> _PROVIDED INFORMATION_
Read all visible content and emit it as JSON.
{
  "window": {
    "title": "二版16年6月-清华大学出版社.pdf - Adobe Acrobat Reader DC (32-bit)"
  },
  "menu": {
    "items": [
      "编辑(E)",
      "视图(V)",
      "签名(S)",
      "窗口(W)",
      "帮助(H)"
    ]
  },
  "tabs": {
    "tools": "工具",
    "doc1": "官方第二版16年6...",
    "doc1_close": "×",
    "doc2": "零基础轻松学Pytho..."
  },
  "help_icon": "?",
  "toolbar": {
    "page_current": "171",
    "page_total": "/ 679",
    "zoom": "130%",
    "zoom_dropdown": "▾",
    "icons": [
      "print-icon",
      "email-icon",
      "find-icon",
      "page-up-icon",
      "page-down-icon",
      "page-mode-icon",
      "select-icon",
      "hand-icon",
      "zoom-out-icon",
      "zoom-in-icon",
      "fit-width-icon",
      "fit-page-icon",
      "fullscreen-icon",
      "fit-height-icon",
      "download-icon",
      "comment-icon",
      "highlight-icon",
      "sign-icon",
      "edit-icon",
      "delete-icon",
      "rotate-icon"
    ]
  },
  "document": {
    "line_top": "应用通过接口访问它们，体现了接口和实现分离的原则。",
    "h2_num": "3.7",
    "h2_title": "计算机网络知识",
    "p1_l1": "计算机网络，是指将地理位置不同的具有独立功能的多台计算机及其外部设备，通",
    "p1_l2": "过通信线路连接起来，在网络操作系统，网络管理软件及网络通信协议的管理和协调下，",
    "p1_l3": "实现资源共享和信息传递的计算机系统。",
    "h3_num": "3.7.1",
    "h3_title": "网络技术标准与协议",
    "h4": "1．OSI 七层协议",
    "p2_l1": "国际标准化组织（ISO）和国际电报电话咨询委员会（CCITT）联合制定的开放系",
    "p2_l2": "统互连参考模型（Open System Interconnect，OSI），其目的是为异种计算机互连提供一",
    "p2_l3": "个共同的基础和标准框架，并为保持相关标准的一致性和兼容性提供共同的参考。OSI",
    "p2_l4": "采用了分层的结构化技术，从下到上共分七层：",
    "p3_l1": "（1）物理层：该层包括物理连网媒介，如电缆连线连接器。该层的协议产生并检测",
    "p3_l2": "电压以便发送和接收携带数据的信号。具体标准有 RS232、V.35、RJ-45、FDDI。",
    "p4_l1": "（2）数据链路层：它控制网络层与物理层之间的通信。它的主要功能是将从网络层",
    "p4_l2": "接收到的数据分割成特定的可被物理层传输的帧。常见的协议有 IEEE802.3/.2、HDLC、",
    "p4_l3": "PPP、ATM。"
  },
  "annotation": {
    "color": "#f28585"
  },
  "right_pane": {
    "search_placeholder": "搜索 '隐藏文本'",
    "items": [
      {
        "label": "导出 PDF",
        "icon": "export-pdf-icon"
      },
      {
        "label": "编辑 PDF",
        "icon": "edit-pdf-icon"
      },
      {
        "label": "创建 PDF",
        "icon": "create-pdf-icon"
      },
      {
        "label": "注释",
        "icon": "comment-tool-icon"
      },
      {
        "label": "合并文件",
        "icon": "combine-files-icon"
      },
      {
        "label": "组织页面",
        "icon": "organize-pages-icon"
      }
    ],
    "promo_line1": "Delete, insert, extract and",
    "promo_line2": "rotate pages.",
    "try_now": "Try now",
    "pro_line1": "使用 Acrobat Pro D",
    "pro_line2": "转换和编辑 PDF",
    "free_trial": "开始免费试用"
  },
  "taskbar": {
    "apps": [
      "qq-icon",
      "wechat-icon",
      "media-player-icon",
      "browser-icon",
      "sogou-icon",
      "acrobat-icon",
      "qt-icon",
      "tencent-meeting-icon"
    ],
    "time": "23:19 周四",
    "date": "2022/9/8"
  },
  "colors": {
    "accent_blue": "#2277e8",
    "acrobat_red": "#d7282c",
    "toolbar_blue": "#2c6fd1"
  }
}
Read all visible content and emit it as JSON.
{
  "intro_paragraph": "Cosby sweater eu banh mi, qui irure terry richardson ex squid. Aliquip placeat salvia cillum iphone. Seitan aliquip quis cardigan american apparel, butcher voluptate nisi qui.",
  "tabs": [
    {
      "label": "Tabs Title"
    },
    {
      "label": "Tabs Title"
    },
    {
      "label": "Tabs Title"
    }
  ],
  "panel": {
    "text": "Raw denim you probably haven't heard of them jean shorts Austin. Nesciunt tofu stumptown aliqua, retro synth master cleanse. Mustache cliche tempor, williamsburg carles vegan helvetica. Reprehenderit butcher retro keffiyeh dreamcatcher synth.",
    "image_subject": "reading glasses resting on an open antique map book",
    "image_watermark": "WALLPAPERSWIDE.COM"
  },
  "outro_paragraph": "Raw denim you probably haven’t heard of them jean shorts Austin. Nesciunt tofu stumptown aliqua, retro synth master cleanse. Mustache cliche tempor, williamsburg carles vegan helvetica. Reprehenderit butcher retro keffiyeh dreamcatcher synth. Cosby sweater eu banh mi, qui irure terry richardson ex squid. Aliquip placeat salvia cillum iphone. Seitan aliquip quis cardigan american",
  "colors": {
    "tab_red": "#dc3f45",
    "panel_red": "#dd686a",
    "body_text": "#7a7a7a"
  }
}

> _WHAT IS REQUIRED_
Set out the complete listing exactly as shown.

> _PROBLEM SOLUTION_
Read all visible content and emit it as JSON.
{
  "window": {
    "title": "二版16年6月-清华大学出版社.pdf - Adobe Acrobat Reader DC (32-bit)"
  },
  "menu": {
    "items": [
      "编辑(E)",
      "视图(V)",
      "签名(S)",
      "窗口(W)",
      "帮助(H)"
    ]
  },
  "tabs": {
    "tools": "工具",
    "doc1": "官方第二版16年6...",
    "doc1_close": "×",
    "doc2": "零基础轻松学Pytho..."
  },
  "help_icon": "?",
  "toolbar": {
    "page_current": "171",
    "page_total": "/ 679",
    "zoom": "130%",
    "zoom_dropdown": "▾",
    "icons": [
      "print-icon",
      "email-icon",
      "find-icon",
      "page-up-icon",
      "page-down-icon",
      "page-mode-icon",
      "select-icon",
      "hand-icon",
      "zoom-out-icon",
      "zoom-in-icon",
      "fit-width-icon",
      "fit-page-icon",
      "fullscreen-icon",
      "fit-height-icon",
      "download-icon",
      "comment-icon",
      "highlight-icon",
      "sign-icon",
      "edit-icon",
      "delete-icon",
      "rotate-icon"
    ]
  },
  "document": {
    "line_top": "应用通过接口访问它们，体现了接口和实现分离的原则。",
    "h2_num": "3.7",
    "h2_title": "计算机网络知识",
    "p1_l1": "计算机网络，是指将地理位置不同的具有独立功能的多台计算机及其外部设备，通",
    "p1_l2": "过通信线路连接起来，在网络操作系统，网络管理软件及网络通信协议的管理和协调下，",
    "p1_l3": "实现资源共享和信息传递的计算机系统。",
    "h3_num": "3.7.1",
    "h3_title": "网络技术标准与协议",
    "h4": "1．OSI 七层协议",
    "p2_l1": "国际标准化组织（ISO）和国际电报电话咨询委员会（CCITT）联合制定的开放系",
    "p2_l2": "统互连参考模型（Open System Interconnect，OSI），其目的是为异种计算机互连提供一",
    "p2_l3": "个共同的基础和标准框架，并为保持相关标准的一致性和兼容性提供共同的参考。OSI",
    "p2_l4": "采用了分层的结构化技术，从下到上共分七层：",
    "p3_l1": "（1）物理层：该层包括物理连网媒介，如电缆连线连接器。该层的协议产生并检测",
    "p3_l2": "电压以便发送和接收携带数据的信号。具体标准有 RS232、V.35、RJ-45、FDDI。",
    "p4_l1": "（2）数据链路层：它控制网络层与物理层之间的通信。它的主要功能是将从网络层",
    "p4_l2": "接收到的数据分割成特定的可被物理层传输的帧。常见的协议有 IEEE802.3/.2、HDLC、",
    "p4_l3": "PPP、ATM。"
  },
  "annotation": {
    "color": "#f28585"
  },
  "right_pane": {
    "search_placeholder": "搜索 '隐藏文本'",
    "items": [
      {
        "label": "导出 PDF",
        "icon": "export-pdf-icon"
      },
      {
        "label": "编辑 PDF",
        "icon": "edit-pdf-icon"
      },
      {
        "label": "创建 PDF",
        "icon": "create-pdf-icon"
      },
      {
        "label": "注释",
        "icon": "comment-tool-icon"
      },
      {
        "label": "合并文件",
        "icon": "combine-files-icon"
      },
      {
        "label": "组织页面",
        "icon": "organize-pages-icon"
      }
    ],
    "promo_line1": "Delete, insert, extract and",
    "promo_line2": "rotate pages.",
    "try_now": "Try now",
    "pro_line1": "使用 Acrobat Pro D",
    "pro_line2": "转换和编辑 PDF",
    "free_trial": "开始免费试用"
  },
  "taskbar": {
    "apps": [
      "qq-icon",
      "wechat-icon",
      "media-player-icon",
      "browser-icon",
      "sogou-icon",
      "acrobat-icon",
      "qt-icon",
      "tencent-meeting-icon"
    ],
    "time": "23:19 周四",
    "date": "2022/9/8"
  },
  "colors": {
    "accent_blue": "#2277e8",
    "acrobat_red": "#d7282c",
    "toolbar_blue": "#2c6fd1"
  }
}
Read all visible content and emit it as JSON.
{
  "intro_paragraph": "Cosby sweater eu banh mi, qui irure terry richardson ex squid. Aliquip placeat salvia cillum iphone. Seitan aliquip quis cardigan american apparel, butcher voluptate nisi qui.",
  "tabs": [
    {
      "label": "Tabs Title"
    },
    {
      "label": "Tabs Title"
    },
    {
      "label": "Tabs Title"
    }
  ],
  "panel": {
    "text": "Raw denim you probably haven't heard of them jean shorts Austin. Nesciunt tofu stumptown aliqua, retro synth master cleanse. Mustache cliche tempor, williamsburg carles vegan helvetica. Reprehenderit butcher retro keffiyeh dreamcatcher synth.",
    "image_subject": "reading glasses resting on an open antique map book",
    "image_watermark": "WALLPAPERSWIDE.COM"
  },
  "outro_paragraph": "Raw denim you probably haven’t heard of them jean shorts Austin. Nesciunt tofu stumptown aliqua, retro synth master cleanse. Mustache cliche tempor, williamsburg carles vegan helvetica. Reprehenderit butcher retro keffiyeh dreamcatcher synth. Cosby sweater eu banh mi, qui irure terry richardson ex squid. Aliquip placeat salvia cillum iphone. Seitan aliquip quis cardigan american",
  "colors": {
    "tab_red": "#dc3f45",
    "panel_red": "#dd686a",
    "body_text": "#7a7a7a"
  }
}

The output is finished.